== Instructions to follow ==
Continue the blog post about the Internet overtaking newspapers as a news source, starting after its last sentence.

== Text for analysis ==

*** Begin section ***

Internet takes over papers as news source
I always get into trouble for these types of posts. Something about me hating newspapers (I don’t), promoting blogger vs journos war (I’m not). But hey ho. *dons flak jacket* Here I am using my two unread newspapers as a thick place mat for my Christmas Eve Chinese lunch, and what should cross my desk:…
I always get into trouble for these types of posts. Something about me hating newspapers (I don’t), promoting blogger vs journos war (I’m not). But hey ho. *dons flak jacket*
Here I am using my two unread newspapers as a thick place mat for my Christmas Eve Chinese lunch, and what should cross my desk: a new Pew study showing that the Internet has surpassed newspapers as Americans’ main source for national and international news.
How appropriate–albeit a little sad for this ol’ school journalist who still romanticizes about the days when you could truly stop the presses.

*** End section ***

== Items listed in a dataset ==
*** Begin section ***

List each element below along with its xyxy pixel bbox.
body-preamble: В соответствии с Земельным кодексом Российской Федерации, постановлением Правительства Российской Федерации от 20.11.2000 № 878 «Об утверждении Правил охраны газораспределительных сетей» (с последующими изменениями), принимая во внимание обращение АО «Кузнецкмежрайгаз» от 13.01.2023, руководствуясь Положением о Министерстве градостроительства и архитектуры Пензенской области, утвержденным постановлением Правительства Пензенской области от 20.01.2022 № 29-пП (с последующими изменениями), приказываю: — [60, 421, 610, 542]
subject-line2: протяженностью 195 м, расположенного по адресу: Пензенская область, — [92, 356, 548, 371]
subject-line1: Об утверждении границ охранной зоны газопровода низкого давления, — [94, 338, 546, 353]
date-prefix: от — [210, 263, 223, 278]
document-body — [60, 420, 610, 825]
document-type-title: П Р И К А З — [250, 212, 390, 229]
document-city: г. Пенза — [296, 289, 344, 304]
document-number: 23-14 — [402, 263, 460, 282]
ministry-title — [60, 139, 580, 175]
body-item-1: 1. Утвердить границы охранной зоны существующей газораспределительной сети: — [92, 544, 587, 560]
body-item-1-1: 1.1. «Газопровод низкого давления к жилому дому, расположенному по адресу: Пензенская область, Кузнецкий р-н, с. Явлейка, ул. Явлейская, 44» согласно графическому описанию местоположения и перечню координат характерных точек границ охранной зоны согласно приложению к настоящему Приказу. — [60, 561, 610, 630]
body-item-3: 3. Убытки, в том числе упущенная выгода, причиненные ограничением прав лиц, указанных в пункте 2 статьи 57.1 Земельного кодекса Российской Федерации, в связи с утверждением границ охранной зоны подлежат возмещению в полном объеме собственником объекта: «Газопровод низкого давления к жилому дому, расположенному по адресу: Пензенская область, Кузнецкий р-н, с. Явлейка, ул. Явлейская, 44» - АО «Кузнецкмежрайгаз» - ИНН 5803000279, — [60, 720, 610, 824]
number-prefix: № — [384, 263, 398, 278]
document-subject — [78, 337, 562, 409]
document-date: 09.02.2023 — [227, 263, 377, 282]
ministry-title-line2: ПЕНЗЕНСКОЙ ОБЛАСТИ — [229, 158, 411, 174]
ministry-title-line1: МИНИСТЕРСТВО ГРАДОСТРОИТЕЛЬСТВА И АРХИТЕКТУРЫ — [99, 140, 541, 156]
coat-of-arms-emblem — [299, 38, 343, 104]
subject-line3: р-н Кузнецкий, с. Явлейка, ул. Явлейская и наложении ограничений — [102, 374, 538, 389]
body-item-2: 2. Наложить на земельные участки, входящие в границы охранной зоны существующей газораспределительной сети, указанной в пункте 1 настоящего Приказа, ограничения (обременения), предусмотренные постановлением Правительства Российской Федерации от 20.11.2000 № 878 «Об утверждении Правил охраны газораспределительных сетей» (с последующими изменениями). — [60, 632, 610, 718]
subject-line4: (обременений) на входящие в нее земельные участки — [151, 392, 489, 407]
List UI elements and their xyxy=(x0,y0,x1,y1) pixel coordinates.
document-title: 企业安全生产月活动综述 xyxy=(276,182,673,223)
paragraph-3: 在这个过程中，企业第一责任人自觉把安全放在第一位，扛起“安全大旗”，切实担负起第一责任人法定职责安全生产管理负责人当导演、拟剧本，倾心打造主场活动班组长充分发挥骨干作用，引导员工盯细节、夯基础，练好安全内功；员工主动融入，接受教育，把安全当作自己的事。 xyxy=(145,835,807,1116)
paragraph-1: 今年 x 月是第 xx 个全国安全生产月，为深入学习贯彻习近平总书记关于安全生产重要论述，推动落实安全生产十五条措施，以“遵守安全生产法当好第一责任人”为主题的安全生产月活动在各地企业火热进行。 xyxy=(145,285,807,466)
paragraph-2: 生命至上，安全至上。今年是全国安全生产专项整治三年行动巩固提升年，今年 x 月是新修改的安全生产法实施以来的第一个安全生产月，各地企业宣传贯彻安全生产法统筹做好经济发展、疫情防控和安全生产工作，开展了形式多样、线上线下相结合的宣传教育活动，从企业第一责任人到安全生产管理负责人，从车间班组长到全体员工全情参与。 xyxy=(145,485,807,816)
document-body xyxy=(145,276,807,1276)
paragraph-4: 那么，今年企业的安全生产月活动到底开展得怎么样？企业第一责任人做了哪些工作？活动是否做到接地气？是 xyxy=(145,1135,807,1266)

*** End section ***

== Response ==
Anyone notice how much Twitter has been in the news lately? o.O The ‘breaking news source’ according to one Brit newspaper. CNN had this to say:
The minute news broke of the terrorist attacks on Mumbai, India, social media sites like Twitter were inundated with a huge volume of messages.
With more than 6 million members worldwide, an estimated 80 messages, or “tweets,” were being sent to Twitter.com via SMS every five seconds, providing eyewitness accounts and updates.
Intriguing that they don’t point out that most of us get our breaking news from friends. Unless you have the TV or radio on all day…?
Naughty Matthew Ingram puts some perspective on the ‘social breaking news’ phenomenon. I’m still not speaking to him – heh – but it’s a good piece.
Remember, 71% of Australians don’t trust the printed word. Many more trust online news. And the Pew study confirm that 2008 was the year that that view went global.
I don’t make the news, I just report it. Other people make the news. Though of course, they could report it themselves. heh. But it’s all got a bit boring – I mean, I could keep blogging the print media demise. Number of newspapers closing, journalists being laid off, statistics and reports, diminished trust, diminished revenue, Citizen Rupert speeches, but there are those who insist we’re making it up, to propagate some kind of blogger war. Why ‘massive drop in newspaper ad revenue’ equals ‘WTF OMG you bloggers hate mainstream media’ I don’t know.
Ah well. Merry Christmas!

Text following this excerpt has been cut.